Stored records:

_ _ _ _ _ _ _

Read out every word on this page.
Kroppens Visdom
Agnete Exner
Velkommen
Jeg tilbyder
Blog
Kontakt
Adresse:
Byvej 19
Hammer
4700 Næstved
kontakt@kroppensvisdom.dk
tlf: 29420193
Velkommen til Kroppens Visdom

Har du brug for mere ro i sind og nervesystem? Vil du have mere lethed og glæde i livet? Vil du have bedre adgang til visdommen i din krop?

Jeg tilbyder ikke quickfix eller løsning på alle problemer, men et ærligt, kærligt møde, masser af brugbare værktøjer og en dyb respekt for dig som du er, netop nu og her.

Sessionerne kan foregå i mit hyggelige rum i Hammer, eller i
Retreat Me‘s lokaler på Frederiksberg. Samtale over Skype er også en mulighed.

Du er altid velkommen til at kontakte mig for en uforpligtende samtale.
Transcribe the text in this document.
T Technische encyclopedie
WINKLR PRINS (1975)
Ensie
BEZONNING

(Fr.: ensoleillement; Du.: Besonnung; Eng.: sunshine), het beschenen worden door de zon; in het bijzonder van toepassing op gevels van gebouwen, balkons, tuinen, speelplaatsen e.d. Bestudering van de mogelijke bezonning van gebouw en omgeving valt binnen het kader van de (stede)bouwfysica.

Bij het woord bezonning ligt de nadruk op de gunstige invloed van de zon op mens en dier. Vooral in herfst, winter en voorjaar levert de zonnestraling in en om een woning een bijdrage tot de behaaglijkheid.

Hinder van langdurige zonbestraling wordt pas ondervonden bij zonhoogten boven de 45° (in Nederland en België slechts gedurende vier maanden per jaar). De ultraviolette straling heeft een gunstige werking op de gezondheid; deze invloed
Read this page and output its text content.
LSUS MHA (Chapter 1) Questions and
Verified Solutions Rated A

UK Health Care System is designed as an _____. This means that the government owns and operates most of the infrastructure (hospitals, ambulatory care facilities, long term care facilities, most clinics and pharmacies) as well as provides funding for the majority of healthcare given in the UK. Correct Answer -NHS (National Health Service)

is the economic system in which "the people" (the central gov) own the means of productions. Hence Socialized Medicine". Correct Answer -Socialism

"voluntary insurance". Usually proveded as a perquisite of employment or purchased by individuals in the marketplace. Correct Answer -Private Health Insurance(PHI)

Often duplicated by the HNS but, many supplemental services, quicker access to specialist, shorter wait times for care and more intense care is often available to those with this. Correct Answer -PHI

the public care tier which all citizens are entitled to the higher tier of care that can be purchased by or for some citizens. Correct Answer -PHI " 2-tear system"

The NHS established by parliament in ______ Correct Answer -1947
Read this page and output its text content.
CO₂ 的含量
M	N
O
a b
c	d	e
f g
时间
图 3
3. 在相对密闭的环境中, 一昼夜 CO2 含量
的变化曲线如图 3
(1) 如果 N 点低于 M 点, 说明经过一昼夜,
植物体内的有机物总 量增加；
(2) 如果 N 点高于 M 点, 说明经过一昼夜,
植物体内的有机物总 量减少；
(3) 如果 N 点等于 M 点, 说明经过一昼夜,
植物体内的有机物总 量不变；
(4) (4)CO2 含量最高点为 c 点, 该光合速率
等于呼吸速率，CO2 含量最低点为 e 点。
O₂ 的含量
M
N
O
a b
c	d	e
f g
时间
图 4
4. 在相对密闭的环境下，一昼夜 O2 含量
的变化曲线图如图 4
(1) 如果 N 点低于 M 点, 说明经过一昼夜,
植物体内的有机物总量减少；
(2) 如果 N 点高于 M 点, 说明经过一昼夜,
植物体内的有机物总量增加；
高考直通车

_ _ _ _ _ _ _

Check each line of the entries above for the word "Hammer". List the ones that have it.

Hammer
Sessionerne kan foregå i mit hyggelige rum i Hammer, eller i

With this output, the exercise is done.